Your task is to retype each line of the data below exactly.
--- Start Data shown ---
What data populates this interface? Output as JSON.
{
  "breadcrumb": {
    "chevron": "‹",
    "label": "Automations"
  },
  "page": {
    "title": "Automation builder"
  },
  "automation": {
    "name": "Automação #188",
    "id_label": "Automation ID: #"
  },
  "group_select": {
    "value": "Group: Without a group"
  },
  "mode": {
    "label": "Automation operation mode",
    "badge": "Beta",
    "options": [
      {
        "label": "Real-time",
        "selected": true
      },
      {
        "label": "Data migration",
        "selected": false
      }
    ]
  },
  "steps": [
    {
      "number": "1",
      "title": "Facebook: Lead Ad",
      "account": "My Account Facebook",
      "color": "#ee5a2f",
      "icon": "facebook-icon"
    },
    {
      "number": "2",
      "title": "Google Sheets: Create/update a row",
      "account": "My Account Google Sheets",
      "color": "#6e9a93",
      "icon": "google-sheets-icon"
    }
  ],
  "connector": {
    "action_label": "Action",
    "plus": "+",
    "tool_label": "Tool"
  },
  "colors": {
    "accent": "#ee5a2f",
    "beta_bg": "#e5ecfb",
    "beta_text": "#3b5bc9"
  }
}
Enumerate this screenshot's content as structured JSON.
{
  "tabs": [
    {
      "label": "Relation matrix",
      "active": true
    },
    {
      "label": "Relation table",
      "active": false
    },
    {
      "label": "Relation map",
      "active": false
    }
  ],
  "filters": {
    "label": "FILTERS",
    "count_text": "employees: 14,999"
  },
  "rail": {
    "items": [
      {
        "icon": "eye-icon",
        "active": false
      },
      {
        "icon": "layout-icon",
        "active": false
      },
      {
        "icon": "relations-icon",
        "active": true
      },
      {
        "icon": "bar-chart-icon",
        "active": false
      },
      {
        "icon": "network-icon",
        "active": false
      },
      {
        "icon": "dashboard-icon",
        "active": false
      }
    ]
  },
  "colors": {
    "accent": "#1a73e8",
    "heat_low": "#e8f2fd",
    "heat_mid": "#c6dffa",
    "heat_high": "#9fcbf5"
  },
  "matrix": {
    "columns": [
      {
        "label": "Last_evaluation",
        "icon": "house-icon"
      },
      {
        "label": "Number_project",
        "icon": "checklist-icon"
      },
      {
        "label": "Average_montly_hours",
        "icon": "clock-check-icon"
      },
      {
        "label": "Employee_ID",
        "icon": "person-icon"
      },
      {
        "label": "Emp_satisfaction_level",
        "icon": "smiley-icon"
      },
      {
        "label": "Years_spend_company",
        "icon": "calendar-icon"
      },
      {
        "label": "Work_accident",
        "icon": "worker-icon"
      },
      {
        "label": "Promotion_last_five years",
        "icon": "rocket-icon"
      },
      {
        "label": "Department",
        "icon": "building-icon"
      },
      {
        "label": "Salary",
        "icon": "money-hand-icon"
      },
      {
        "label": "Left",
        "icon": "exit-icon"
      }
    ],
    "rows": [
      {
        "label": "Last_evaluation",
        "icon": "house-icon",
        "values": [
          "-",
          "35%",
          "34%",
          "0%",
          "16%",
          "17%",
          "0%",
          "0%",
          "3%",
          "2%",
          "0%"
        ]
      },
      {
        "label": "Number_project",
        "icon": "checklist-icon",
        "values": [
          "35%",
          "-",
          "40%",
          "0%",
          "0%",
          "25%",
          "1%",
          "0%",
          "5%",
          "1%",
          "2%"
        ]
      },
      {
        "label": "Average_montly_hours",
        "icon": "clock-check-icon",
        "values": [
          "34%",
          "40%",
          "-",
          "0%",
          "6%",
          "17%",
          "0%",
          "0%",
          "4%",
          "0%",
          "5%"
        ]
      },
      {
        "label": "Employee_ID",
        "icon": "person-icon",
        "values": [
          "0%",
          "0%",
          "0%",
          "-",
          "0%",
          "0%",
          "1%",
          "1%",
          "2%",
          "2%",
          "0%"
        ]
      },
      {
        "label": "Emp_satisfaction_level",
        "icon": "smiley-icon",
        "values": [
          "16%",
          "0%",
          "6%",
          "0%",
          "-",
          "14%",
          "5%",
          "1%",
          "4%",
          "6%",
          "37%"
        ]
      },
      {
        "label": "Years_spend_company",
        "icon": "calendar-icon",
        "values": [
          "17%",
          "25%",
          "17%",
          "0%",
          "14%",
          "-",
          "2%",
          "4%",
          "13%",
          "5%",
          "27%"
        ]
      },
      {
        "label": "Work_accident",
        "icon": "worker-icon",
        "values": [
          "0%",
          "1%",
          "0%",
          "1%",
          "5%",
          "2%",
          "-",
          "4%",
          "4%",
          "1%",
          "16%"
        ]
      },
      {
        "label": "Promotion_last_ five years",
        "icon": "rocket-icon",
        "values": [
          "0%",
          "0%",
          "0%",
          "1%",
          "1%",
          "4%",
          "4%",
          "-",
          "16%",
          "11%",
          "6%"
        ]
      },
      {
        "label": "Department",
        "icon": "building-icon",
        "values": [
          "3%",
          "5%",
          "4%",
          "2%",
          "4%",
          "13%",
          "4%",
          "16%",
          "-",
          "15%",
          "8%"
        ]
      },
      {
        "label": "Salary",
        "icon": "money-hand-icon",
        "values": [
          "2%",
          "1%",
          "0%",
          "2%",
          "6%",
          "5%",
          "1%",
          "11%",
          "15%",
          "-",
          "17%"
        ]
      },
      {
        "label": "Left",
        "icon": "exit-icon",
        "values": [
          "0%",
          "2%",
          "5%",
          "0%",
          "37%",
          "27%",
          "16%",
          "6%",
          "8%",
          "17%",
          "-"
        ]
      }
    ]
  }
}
--- End Data shown ---
Task output >>
What data populates this interface? Output as JSON.
{
  "breadcrumb": {
    "chevron": "‹",
    "label": "Automations"
  },
  "page": {
    "title": "Automation builder"
  },
  "automation": {
    "name": "Automação #188",
    "id_label": "Automation ID: #"
  },
  "group_select": {
    "value": "Group: Without a group"
  },
  "mode": {
    "label": "Automation operation mode",
    "badge": "Beta",
    "options": [
      {
        "label": "Real-time",
        "selected": true
      },
      {
        "label": "Data migration",
        "selected": false
      }
    ]
  },
  "steps": [
    {
      "number": "1",
      "title": "Facebook: Lead Ad",
      "account": "My Account Facebook",
      "color": "#ee5a2f",
      "icon": "facebook-icon"
    },
    {
      "number": "2",
      "title": "Google Sheets: Create/update a row",
      "account": "My Account Google Sheets",
      "color": "#6e9a93",
      "icon": "google-sheets-icon"
    }
  ],
  "connector": {
    "action_label": "Action",
    "plus": "+",
    "tool_label": "Tool"
  },
  "colors": {
    "accent": "#ee5a2f",
    "beta_bg": "#e5ecfb",
    "beta_text": "#3b5bc9"
  }
}
Enumerate this screenshot's content as structured JSON.
{
  "tabs": [
    {
      "label": "Relation matrix",
      "active": true
    },
    {
      "label": "Relation table",
      "active": false
    },
    {
      "label": "Relation map",
      "active": false
    }
  ],
  "filters": {
    "label": "FILTERS",
    "count_text": "employees: 14,999"
  },
  "rail": {
    "items": [
      {
        "icon": "eye-icon",
        "active": false
      },
      {
        "icon": "layout-icon",
        "active": false
      },
      {
        "icon": "relations-icon",
        "active": true
      },
      {
        "icon": "bar-chart-icon",
        "active": false
      },
      {
        "icon": "network-icon",
        "active": false
      },
      {
        "icon": "dashboard-icon",
        "active": false
      }
    ]
  },
  "colors": {
    "accent": "#1a73e8",
    "heat_low": "#e8f2fd",
    "heat_mid": "#c6dffa",
    "heat_high": "#9fcbf5"
  },
  "matrix": {
    "columns": [
      {
        "label": "Last_evaluation",
        "icon": "house-icon"
      },
      {
        "label": "Number_project",
        "icon": "checklist-icon"
      },
      {
        "label": "Average_montly_hours",
        "icon": "clock-check-icon"
      },
      {
        "label": "Employee_ID",
        "icon": "person-icon"
      },
      {
        "label": "Emp_satisfaction_level",
        "icon": "smiley-icon"
      },
      {
        "label": "Years_spend_company",
        "icon": "calendar-icon"
      },
      {
        "label": "Work_accident",
        "icon": "worker-icon"
      },
      {
        "label": "Promotion_last_five years",
        "icon": "rocket-icon"
      },
      {
        "label": "Department",
        "icon": "building-icon"
      },
      {
        "label": "Salary",
        "icon": "money-hand-icon"
      },
      {
        "label": "Left",
        "icon": "exit-icon"
      }
    ],
    "rows": [
      {
        "label": "Last_evaluation",
        "icon": "house-icon",
        "values": [
          "-",
          "35%",
          "34%",
          "0%",
          "16%",
          "17%",
          "0%",
          "0%",
          "3%",
          "2%",
          "0%"
        ]
      },
      {
        "label": "Number_project",
        "icon": "checklist-icon",
        "values": [
          "35%",
          "-",
          "40%",
          "0%",
          "0%",
          "25%",
          "1%",
          "0%",
          "5%",
          "1%",
          "2%"
        ]
      },
      {
        "label": "Average_montly_hours",
        "icon": "clock-check-icon",
        "values": [
          "34%",
          "40%",
          "-",
          "0%",
          "6%",
          "17%",
          "0%",
          "0%",
          "4%",
          "0%",
          "5%"
        ]
      },
      {
        "label": "Employee_ID",
        "icon": "person-icon",
        "values": [
          "0%",
          "0%",
          "0%",
          "-",
          "0%",
          "0%",
          "1%",
          "1%",
          "2%",
          "2%",
          "0%"
        ]
      },
      {
        "label": "Emp_satisfaction_level",
        "icon": "smiley-icon",
        "values": [
          "16%",
          "0%",
          "6%",
          "0%",
          "-",
          "14%",
          "5%",
          "1%",
          "4%",
          "6%",
          "37%"
        ]
      },
      {
        "label": "Years_spend_company",
        "icon": "calendar-icon",
        "values": [
          "17%",
          "25%",
          "17%",
          "0%",
          "14%",
          "-",
          "2%",
          "4%",
          "13%",
          "5%",
          "27%"
        ]
      },
      {
        "label": "Work_accident",
        "icon": "worker-icon",
        "values": [
          "0%",
          "1%",
          "0%",
          "1%",
          "5%",
          "2%",
          "-",
          "4%",
          "4%",
          "1%",
          "16%"
        ]
      },
      {
        "label": "Promotion_last_ five years",
        "icon": "rocket-icon",
        "values": [
          "0%",
          "0%",
          "0%",
          "1%",
          "1%",
          "4%",
          "4%",
          "-",
          "16%",
          "11%",
          "6%"
        ]
      },
      {
        "label": "Department",
        "icon": "building-icon",
        "values": [
          "3%",
          "5%",
          "4%",
          "2%",
          "4%",
          "13%",
          "4%",
          "16%",
          "-",
          "15%",
          "8%"
        ]
      },
      {
        "label": "Salary",
        "icon": "money-hand-icon",
        "values": [
          "2%",
          "1%",
          "0%",
          "2%",
          "6%",
          "5%",
          "1%",
          "11%",
          "15%",
          "-",
          "17%"
        ]
      },
      {
        "label": "Left",
        "icon": "exit-icon",
        "values": [
          "0%",
          "2%",
          "5%",
          "0%",
          "37%",
          "27%",
          "16%",
          "6%",
          "8%",
          "17%",
          "-"
        ]
      }
    ]
  }
}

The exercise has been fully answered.